GIVEN INSTRUCTION – Write out the full set of records exactly. Any pictures in them do not belong in the copy.

[Stored records]
------------------------------------------------

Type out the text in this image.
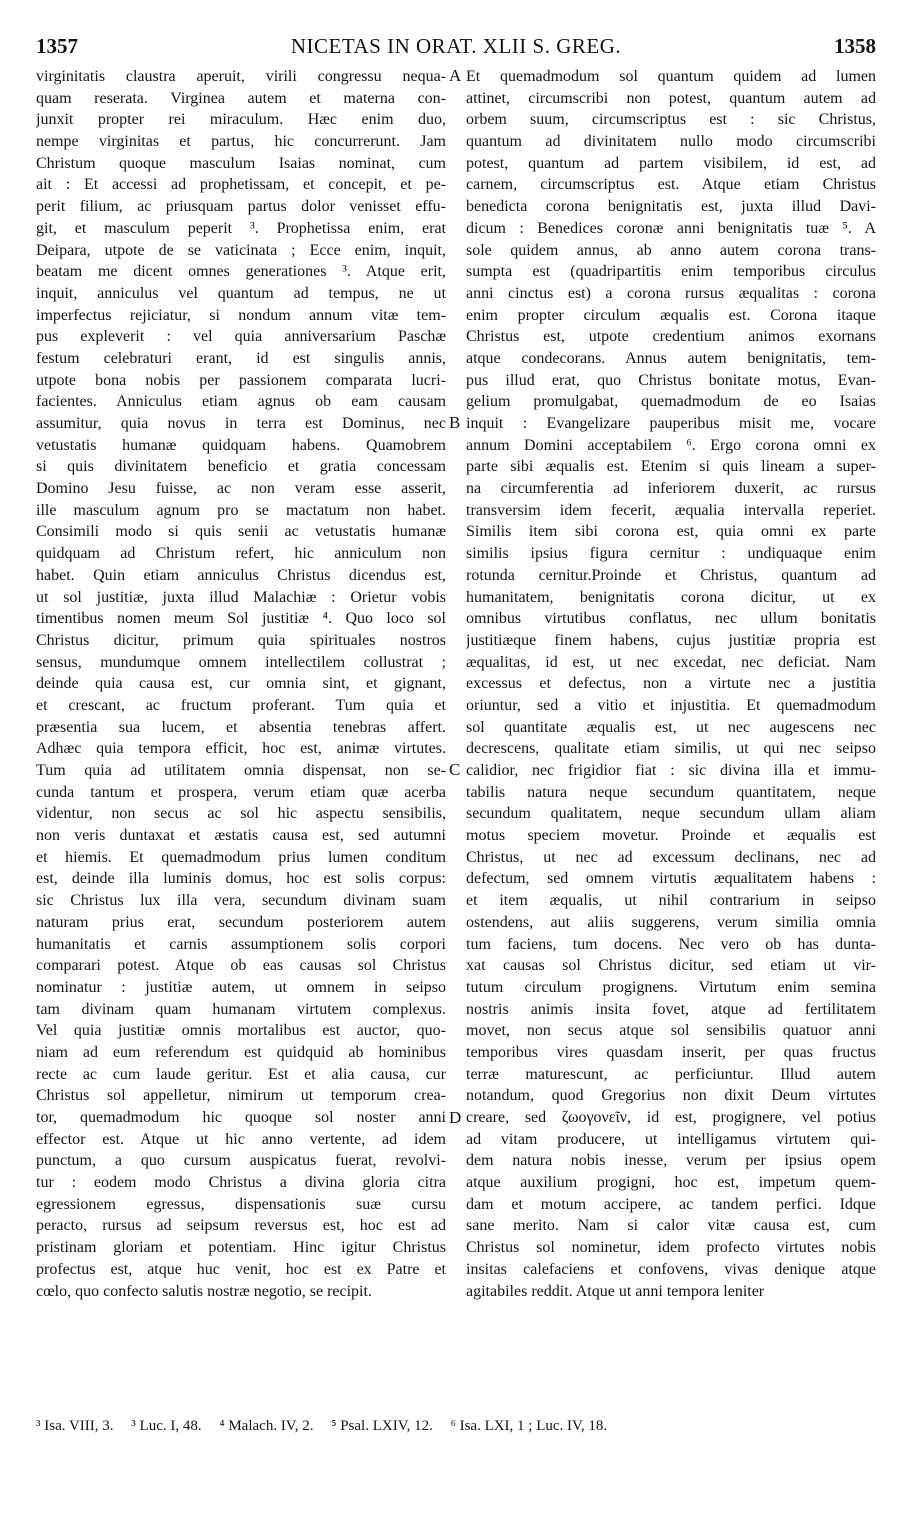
1357	NICETAS IN ORAT. XLII S. GREG.	1358
virginitatis claustra aperuit, virili congressu nequa-
quam reserata. Virginea autem et materna con-
junxit propter rei miraculum. Hæc enim duo,
nempe virginitas et partus, hic concurrerunt. Jam
Christum quoque masculum Isaias nominat, cum
ait : Et accessi ad prophetissam, et concepit, et pe-
perit filium, ac priusquam partus dolor venisset effu-
git, et masculum peperit ³. Prophetissa enim, erat
Deipara, utpote de se vaticinata ; Ecce enim, inquit,
beatam me dicent omnes generationes ³. Atque erit,
inquit, anniculus vel quantum ad tempus, ne ut
imperfectus rejiciatur, si nondum annum vitæ tem-
pus expleverit : vel quia anniversarium Paschæ
festum celebraturi erant, id est singulis annis,
utpote bona nobis per passionem comparata lucri-
facientes. Anniculus etiam agnus ob eam causam
assumitur, quia novus in terra est Dominus, nec
vetustatis humanæ quidquam habens. Quamobrem
si quis divinitatem beneficio et gratia concessam
Domino Jesu fuisse, ac non veram esse asserit,
ille masculum agnum pro se mactatum non habet.
Consimili modo si quis senii ac vetustatis humanæ
quidquam ad Christum refert, hic anniculum non
habet. Quin etiam anniculus Christus dicendus est,
ut sol justitiæ, juxta illud Malachiæ : Orietur vobis
timentibus nomen meum Sol justitiæ ⁴. Quo loco sol
Christus dicitur, primum quia spirituales nostros
sensus, mundumque omnem intellectilem collustrat ;
deinde quia causa est, cur omnia sint, et gignant,
et crescant, ac fructum proferant. Tum quia et
præsentia sua lucem, et absentia tenebras affert.
Adhæc quia tempora efficit, hoc est, animæ virtutes.
Tum quia ad utilitatem omnia dispensat, non se-
cunda tantum et prospera, verum etiam quæ acerba
videntur, non secus ac sol hic aspectu sensibilis,
non veris duntaxat et æstatis causa est, sed autumni
et hiemis. Et quemadmodum prius lumen conditum
est, deinde illa luminis domus, hoc est solis corpus:
sic Christus lux illa vera, secundum divinam suam
naturam prius erat, secundum posteriorem autem
humanitatis et carnis assumptionem solis corpori
comparari potest. Atque ob eas causas sol Christus
nominatur : justitiæ autem, ut omnem in seipso
tam divinam quam humanam virtutem complexus.
Vel quia justitiæ omnis mortalibus est auctor, quo-
niam ad eum referendum est quidquid ab hominibus
recte ac cum laude geritur. Est et alia causa, cur
Christus sol appelletur, nimirum ut temporum crea-
tor, quemadmodum hic quoque sol noster anni
effector est. Atque ut hic anno vertente, ad idem
punctum, a quo cursum auspicatus fuerat, revolvi-
tur : eodem modo Christus a divina gloria citra
egressionem egressus, dispensationis suæ cursu
peracto, rursus ad seipsum reversus est, hoc est ad
pristinam gloriam et potentiam. Hinc igitur Christus
profectus est, atque huc venit, hoc est ex Patre et
cœlo, quo confecto salutis nostræ negotio, se recipit.
Et quemadmodum sol quantum quidem ad lumen
attinet, circumscribi non potest, quantum autem ad
orbem suum, circumscriptus est : sic Christus,
quantum ad divinitatem nullo modo circumscribi
potest, quantum ad partem visibilem, id est, ad
carnem, circumscriptus est. Atque etiam Christus
benedicta corona benignitatis est, juxta illud Davi-
dicum : Benedices coronæ anni benignitatis tuæ ⁵. A
sole quidem annus, ab anno autem corona trans-
sumpta est (quadripartitis enim temporibus circulus
anni cinctus est) a corona rursus æqualitas : corona
enim propter circulum æqualis est. Corona itaque
Christus est, utpote credentium animos exornans
atque condecorans. Annus autem benignitatis, tem-
pus illud erat, quo Christus bonitate motus, Evan-
gelium promulgabat, quemadmodum de eo Isaias
inquit : Evangelizare pauperibus misit me, vocare
annum Domini acceptabilem ⁶. Ergo corona omni ex
parte sibi æqualis est. Etenim si quis lineam a super-
na circumferentia ad inferiorem duxerit, ac rursus
transversim idem fecerit, æqualia intervalla reperiet.
Similis item sibi corona est, quia omni ex parte
similis ipsius figura cernitur : undiquaque enim
rotunda cernitur.Proinde et Christus, quantum ad
humanitatem, benignitatis corona dicitur, ut ex
omnibus virtutibus conflatus, nec ullum bonitatis
justitiæque finem habens, cujus justitiæ propria est
æqualitas, id est, ut nec excedat, nec deficiat. Nam
excessus et defectus, non a virtute nec a justitia
oriuntur, sed a vitio et injustitia. Et quemadmodum
sol quantitate æqualis est, ut nec augescens nec
decrescens, qualitate etiam similis, ut qui nec seipso
calidior, nec frigidior fiat : sic divina illa et immu-
tabilis natura neque secundum quantitatem, neque
secundum qualitatem, neque secundum ullam aliam
motus speciem movetur. Proinde et æqualis est
Christus, ut nec ad excessum declinans, nec ad
defectum, sed omnem virtutis æqualitatem habens :
et item æqualis, ut nihil contrarium in seipso
ostendens, aut aliis suggerens, verum similia omnia
tum faciens, tum docens. Nec vero ob has dunta-
xat causas sol Christus dicitur, sed etiam ut vir-
tutum circulum progignens. Virtutum enim semina
nostris animis insita fovet, atque ad fertilitatem
movet, non secus atque sol sensibilis quatuor anni
temporibus vires quasdam inserit, per quas fructus
terræ maturescunt, ac perficiuntur. Illud autem
notandum, quod Gregorius non dixit Deum virtutes
creare, sed ζωογονεῖν, id est, progignere, vel potius
ad vitam producere, ut intelligamus virtutem qui-
dem natura nobis inesse, verum per ipsius opem
atque auxilium progigni, hoc est, impetum quem-
dam et motum accipere, ac tandem perfici. Idque
sane merito. Nam si calor vitæ causa est, cum
Christus sol nominetur, idem profecto virtutes nobis
insitas calefaciens et confovens, vivas denique atque
agitabiles reddit. Atque ut anni tempora leniter
A
B
C
D
³ Isa. VIII, 3. ³ Luc. I, 48. ⁴ Malach. IV, 2. ⁵ Psal. LXIV, 12. ⁶ Isa. LXI, 1 ; Luc. IV, 18.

------------------------------------------------

THE ANSWER –
Type out the text in this image.
1357	NICETAS IN ORAT. XLII S. GREG.	1358
virginitatis claustra aperuit, virili congressu nequa-
quam reserata. Virginea autem et materna con-
junxit propter rei miraculum. Hæc enim duo,
nempe virginitas et partus, hic concurrerunt. Jam
Christum quoque masculum Isaias nominat, cum
ait : Et accessi ad prophetissam, et concepit, et pe-
perit filium, ac priusquam partus dolor venisset effu-
git, et masculum peperit ³. Prophetissa enim, erat
Deipara, utpote de se vaticinata ; Ecce enim, inquit,
beatam me dicent omnes generationes ³. Atque erit,
inquit, anniculus vel quantum ad tempus, ne ut
imperfectus rejiciatur, si nondum annum vitæ tem-
pus expleverit : vel quia anniversarium Paschæ
festum celebraturi erant, id est singulis annis,
utpote bona nobis per passionem comparata lucri-
facientes. Anniculus etiam agnus ob eam causam
assumitur, quia novus in terra est Dominus, nec
vetustatis humanæ quidquam habens. Quamobrem
si quis divinitatem beneficio et gratia concessam
Domino Jesu fuisse, ac non veram esse asserit,
ille masculum agnum pro se mactatum non habet.
Consimili modo si quis senii ac vetustatis humanæ
quidquam ad Christum refert, hic anniculum non
habet. Quin etiam anniculus Christus dicendus est,
ut sol justitiæ, juxta illud Malachiæ : Orietur vobis
timentibus nomen meum Sol justitiæ ⁴. Quo loco sol
Christus dicitur, primum quia spirituales nostros
sensus, mundumque omnem intellectilem collustrat ;
deinde quia causa est, cur omnia sint, et gignant,
et crescant, ac fructum proferant. Tum quia et
præsentia sua lucem, et absentia tenebras affert.
Adhæc quia tempora efficit, hoc est, animæ virtutes.
Tum quia ad utilitatem omnia dispensat, non se-
cunda tantum et prospera, verum etiam quæ acerba
videntur, non secus ac sol hic aspectu sensibilis,
non veris duntaxat et æstatis causa est, sed autumni
et hiemis. Et quemadmodum prius lumen conditum
est, deinde illa luminis domus, hoc est solis corpus:
sic Christus lux illa vera, secundum divinam suam
naturam prius erat, secundum posteriorem autem
humanitatis et carnis assumptionem solis corpori
comparari potest. Atque ob eas causas sol Christus
nominatur : justitiæ autem, ut omnem in seipso
tam divinam quam humanam virtutem complexus.
Vel quia justitiæ omnis mortalibus est auctor, quo-
niam ad eum referendum est quidquid ab hominibus
recte ac cum laude geritur. Est et alia causa, cur
Christus sol appelletur, nimirum ut temporum crea-
tor, quemadmodum hic quoque sol noster anni
effector est. Atque ut hic anno vertente, ad idem
punctum, a quo cursum auspicatus fuerat, revolvi-
tur : eodem modo Christus a divina gloria citra
egressionem egressus, dispensationis suæ cursu
peracto, rursus ad seipsum reversus est, hoc est ad
pristinam gloriam et potentiam. Hinc igitur Christus
profectus est, atque huc venit, hoc est ex Patre et
cœlo, quo confecto salutis nostræ negotio, se recipit.
Et quemadmodum sol quantum quidem ad lumen
attinet, circumscribi non potest, quantum autem ad
orbem suum, circumscriptus est : sic Christus,
quantum ad divinitatem nullo modo circumscribi
potest, quantum ad partem visibilem, id est, ad
carnem, circumscriptus est. Atque etiam Christus
benedicta corona benignitatis est, juxta illud Davi-
dicum : Benedices coronæ anni benignitatis tuæ ⁵. A
sole quidem annus, ab anno autem corona trans-
sumpta est (quadripartitis enim temporibus circulus
anni cinctus est) a corona rursus æqualitas : corona
enim propter circulum æqualis est. Corona itaque
Christus est, utpote credentium animos exornans
atque condecorans. Annus autem benignitatis, tem-
pus illud erat, quo Christus bonitate motus, Evan-
gelium promulgabat, quemadmodum de eo Isaias
inquit : Evangelizare pauperibus misit me, vocare
annum Domini acceptabilem ⁶. Ergo corona omni ex
parte sibi æqualis est. Etenim si quis lineam a super-
na circumferentia ad inferiorem duxerit, ac rursus
transversim idem fecerit, æqualia intervalla reperiet.
Similis item sibi corona est, quia omni ex parte
similis ipsius figura cernitur : undiquaque enim
rotunda cernitur.Proinde et Christus, quantum ad
humanitatem, benignitatis corona dicitur, ut ex
omnibus virtutibus conflatus, nec ullum bonitatis
justitiæque finem habens, cujus justitiæ propria est
æqualitas, id est, ut nec excedat, nec deficiat. Nam
excessus et defectus, non a virtute nec a justitia
oriuntur, sed a vitio et injustitia. Et quemadmodum
sol quantitate æqualis est, ut nec augescens nec
decrescens, qualitate etiam similis, ut qui nec seipso
calidior, nec frigidior fiat : sic divina illa et immu-
tabilis natura neque secundum quantitatem, neque
secundum qualitatem, neque secundum ullam aliam
motus speciem movetur. Proinde et æqualis est
Christus, ut nec ad excessum declinans, nec ad
defectum, sed omnem virtutis æqualitatem habens :
et item æqualis, ut nihil contrarium in seipso
ostendens, aut aliis suggerens, verum similia omnia
tum faciens, tum docens. Nec vero ob has dunta-
xat causas sol Christus dicitur, sed etiam ut vir-
tutum circulum progignens. Virtutum enim semina
nostris animis insita fovet, atque ad fertilitatem
movet, non secus atque sol sensibilis quatuor anni
temporibus vires quasdam inserit, per quas fructus
terræ maturescunt, ac perficiuntur. Illud autem
notandum, quod Gregorius non dixit Deum virtutes
creare, sed ζωογονεῖν, id est, progignere, vel potius
ad vitam producere, ut intelligamus virtutem qui-
dem natura nobis inesse, verum per ipsius opem
atque auxilium progigni, hoc est, impetum quem-
dam et motum accipere, ac tandem perfici. Idque
sane merito. Nam si calor vitæ causa est, cum
Christus sol nominetur, idem profecto virtutes nobis
insitas calefaciens et confovens, vivas denique atque
agitabiles reddit. Atque ut anni tempora leniter
A
B
C
D
³ Isa. VIII, 3. ³ Luc. I, 48. ⁴ Malach. IV, 2. ⁵ Psal. LXIV, 12. ⁶ Isa. LXI, 1 ; Luc. IV, 18.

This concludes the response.